Transcribe the material below exactly as it appears.
── TASK DATA
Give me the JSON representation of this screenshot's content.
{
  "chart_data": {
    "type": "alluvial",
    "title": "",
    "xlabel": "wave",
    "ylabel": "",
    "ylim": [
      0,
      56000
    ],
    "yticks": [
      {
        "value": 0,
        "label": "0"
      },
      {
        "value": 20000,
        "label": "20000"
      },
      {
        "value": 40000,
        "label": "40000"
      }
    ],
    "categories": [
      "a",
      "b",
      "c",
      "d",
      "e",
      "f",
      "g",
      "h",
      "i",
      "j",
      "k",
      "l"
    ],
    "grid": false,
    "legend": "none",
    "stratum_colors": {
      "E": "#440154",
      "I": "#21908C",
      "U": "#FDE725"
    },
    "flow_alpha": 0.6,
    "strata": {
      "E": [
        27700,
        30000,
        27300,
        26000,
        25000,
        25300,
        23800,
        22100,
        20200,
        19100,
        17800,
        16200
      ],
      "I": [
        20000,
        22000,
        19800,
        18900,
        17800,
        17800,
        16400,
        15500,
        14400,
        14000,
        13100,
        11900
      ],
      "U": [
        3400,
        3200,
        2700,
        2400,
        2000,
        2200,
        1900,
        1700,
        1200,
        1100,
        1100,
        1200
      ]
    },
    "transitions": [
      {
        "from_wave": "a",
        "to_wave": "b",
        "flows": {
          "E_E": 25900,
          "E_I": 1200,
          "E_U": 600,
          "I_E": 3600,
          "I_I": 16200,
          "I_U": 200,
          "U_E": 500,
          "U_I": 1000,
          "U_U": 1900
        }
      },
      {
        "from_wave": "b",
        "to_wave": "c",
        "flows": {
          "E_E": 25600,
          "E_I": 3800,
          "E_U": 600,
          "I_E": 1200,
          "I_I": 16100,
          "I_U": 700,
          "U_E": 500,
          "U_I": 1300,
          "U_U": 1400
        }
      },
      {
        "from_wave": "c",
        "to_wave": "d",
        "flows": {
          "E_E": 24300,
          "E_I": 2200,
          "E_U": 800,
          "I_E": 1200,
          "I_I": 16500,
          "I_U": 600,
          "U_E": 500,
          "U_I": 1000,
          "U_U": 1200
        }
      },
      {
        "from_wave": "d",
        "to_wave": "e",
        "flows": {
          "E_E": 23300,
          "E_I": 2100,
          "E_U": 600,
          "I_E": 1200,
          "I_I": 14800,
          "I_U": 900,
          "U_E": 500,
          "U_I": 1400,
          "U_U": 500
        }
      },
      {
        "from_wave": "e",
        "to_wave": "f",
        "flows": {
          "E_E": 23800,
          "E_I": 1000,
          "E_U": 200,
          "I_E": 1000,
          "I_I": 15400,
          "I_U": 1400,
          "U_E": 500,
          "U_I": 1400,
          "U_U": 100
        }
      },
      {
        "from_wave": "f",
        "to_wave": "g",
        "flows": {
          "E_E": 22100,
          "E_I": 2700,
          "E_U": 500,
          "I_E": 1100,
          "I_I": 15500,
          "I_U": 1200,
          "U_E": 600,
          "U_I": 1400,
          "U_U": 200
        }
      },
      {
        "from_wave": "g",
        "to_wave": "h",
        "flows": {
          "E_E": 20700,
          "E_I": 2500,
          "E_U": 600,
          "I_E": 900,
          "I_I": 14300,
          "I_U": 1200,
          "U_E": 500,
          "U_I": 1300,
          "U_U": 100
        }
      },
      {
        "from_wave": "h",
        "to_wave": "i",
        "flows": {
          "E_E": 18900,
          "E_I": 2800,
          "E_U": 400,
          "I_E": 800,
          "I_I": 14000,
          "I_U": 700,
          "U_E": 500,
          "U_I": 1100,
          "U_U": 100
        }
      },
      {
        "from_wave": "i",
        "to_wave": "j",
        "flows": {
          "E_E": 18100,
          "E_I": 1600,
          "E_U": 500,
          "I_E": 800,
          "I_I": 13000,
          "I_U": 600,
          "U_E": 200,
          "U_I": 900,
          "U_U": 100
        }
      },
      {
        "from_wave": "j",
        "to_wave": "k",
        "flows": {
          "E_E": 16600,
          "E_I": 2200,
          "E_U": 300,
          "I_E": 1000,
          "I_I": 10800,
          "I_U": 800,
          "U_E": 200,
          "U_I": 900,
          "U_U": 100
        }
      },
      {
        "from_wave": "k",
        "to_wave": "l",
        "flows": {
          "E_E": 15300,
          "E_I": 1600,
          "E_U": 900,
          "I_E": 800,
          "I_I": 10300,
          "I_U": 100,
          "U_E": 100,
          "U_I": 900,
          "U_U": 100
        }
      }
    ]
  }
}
────
WORKED ANSWER
Give me the JSON representation of this screenshot's content.
{
  "chart_data": {
    "type": "alluvial",
    "title": "",
    "xlabel": "wave",
    "ylabel": "",
    "ylim": [
      0,
      56000
    ],
    "yticks": [
      {
        "value": 0,
        "label": "0"
      },
      {
        "value": 20000,
        "label": "20000"
      },
      {
        "value": 40000,
        "label": "40000"
      }
    ],
    "categories": [
      "a",
      "b",
      "c",
      "d",
      "e",
      "f",
      "g",
      "h",
      "i",
      "j",
      "k",
      "l"
    ],
    "grid": false,
    "legend": "none",
    "stratum_colors": {
      "E": "#440154",
      "I": "#21908C",
      "U": "#FDE725"
    },
    "flow_alpha": 0.6,
    "strata": {
      "E": [
        27700,
        30000,
        27300,
        26000,
        25000,
        25300,
        23800,
        22100,
        20200,
        19100,
        17800,
        16200
      ],
      "I": [
        20000,
        22000,
        19800,
        18900,
        17800,
        17800,
        16400,
        15500,
        14400,
        14000,
        13100,
        11900
      ],
      "U": [
        3400,
        3200,
        2700,
        2400,
        2000,
        2200,
        1900,
        1700,
        1200,
        1100,
        1100,
        1200
      ]
    },
    "transitions": [
      {
        "from_wave": "a",
        "to_wave": "b",
        "flows": {
          "E_E": 25900,
          "E_I": 1200,
          "E_U": 600,
          "I_E": 3600,
          "I_I": 16200,
          "I_U": 200,
          "U_E": 500,
          "U_I": 1000,
          "U_U": 1900
        }
      },
      {
        "from_wave": "b",
        "to_wave": "c",
        "flows": {
          "E_E": 25600,
          "E_I": 3800,
          "E_U": 600,
          "I_E": 1200,
          "I_I": 16100,
          "I_U": 700,
          "U_E": 500,
          "U_I": 1300,
          "U_U": 1400
        }
      },
      {
        "from_wave": "c",
        "to_wave": "d",
        "flows": {
          "E_E": 24300,
          "E_I": 2200,
          "E_U": 800,
          "I_E": 1200,
          "I_I": 16500,
          "I_U": 600,
          "U_E": 500,
          "U_I": 1000,
          "U_U": 1200
        }
      },
      {
        "from_wave": "d",
        "to_wave": "e",
        "flows": {
          "E_E": 23300,
          "E_I": 2100,
          "E_U": 600,
          "I_E": 1200,
          "I_I": 14800,
          "I_U": 900,
          "U_E": 500,
          "U_I": 1400,
          "U_U": 500
        }
      },
      {
        "from_wave": "e",
        "to_wave": "f",
        "flows": {
          "E_E": 23800,
          "E_I": 1000,
          "E_U": 200,
          "I_E": 1000,
          "I_I": 15400,
          "I_U": 1400,
          "U_E": 500,
          "U_I": 1400,
          "U_U": 100
        }
      },
      {
        "from_wave": "f",
        "to_wave": "g",
        "flows": {
          "E_E": 22100,
          "E_I": 2700,
          "E_U": 500,
          "I_E": 1100,
          "I_I": 15500,
          "I_U": 1200,
          "U_E": 600,
          "U_I": 1400,
          "U_U": 200
        }
      },
      {
        "from_wave": "g",
        "to_wave": "h",
        "flows": {
          "E_E": 20700,
          "E_I": 2500,
          "E_U": 600,
          "I_E": 900,
          "I_I": 14300,
          "I_U": 1200,
          "U_E": 500,
          "U_I": 1300,
          "U_U": 100
        }
      },
      {
        "from_wave": "h",
        "to_wave": "i",
        "flows": {
          "E_E": 18900,
          "E_I": 2800,
          "E_U": 400,
          "I_E": 800,
          "I_I": 14000,
          "I_U": 700,
          "U_E": 500,
          "U_I": 1100,
          "U_U": 100
        }
      },
      {
        "from_wave": "i",
        "to_wave": "j",
        "flows": {
          "E_E": 18100,
          "E_I": 1600,
          "E_U": 500,
          "I_E": 800,
          "I_I": 13000,
          "I_U": 600,
          "U_E": 200,
          "U_I": 900,
          "U_U": 100
        }
      },
      {
        "from_wave": "j",
        "to_wave": "k",
        "flows": {
          "E_E": 16600,
          "E_I": 2200,
          "E_U": 300,
          "I_E": 1000,
          "I_I": 10800,
          "I_U": 800,
          "U_E": 200,
          "U_I": 900,
          "U_U": 100
        }
      },
      {
        "from_wave": "k",
        "to_wave": "l",
        "flows": {
          "E_E": 15300,
          "E_I": 1600,
          "E_U": 900,
          "I_E": 800,
          "I_I": 10300,
          "I_U": 100,
          "U_E": 100,
          "U_I": 900,
          "U_U": 100
        }
      }
    ]
  }
}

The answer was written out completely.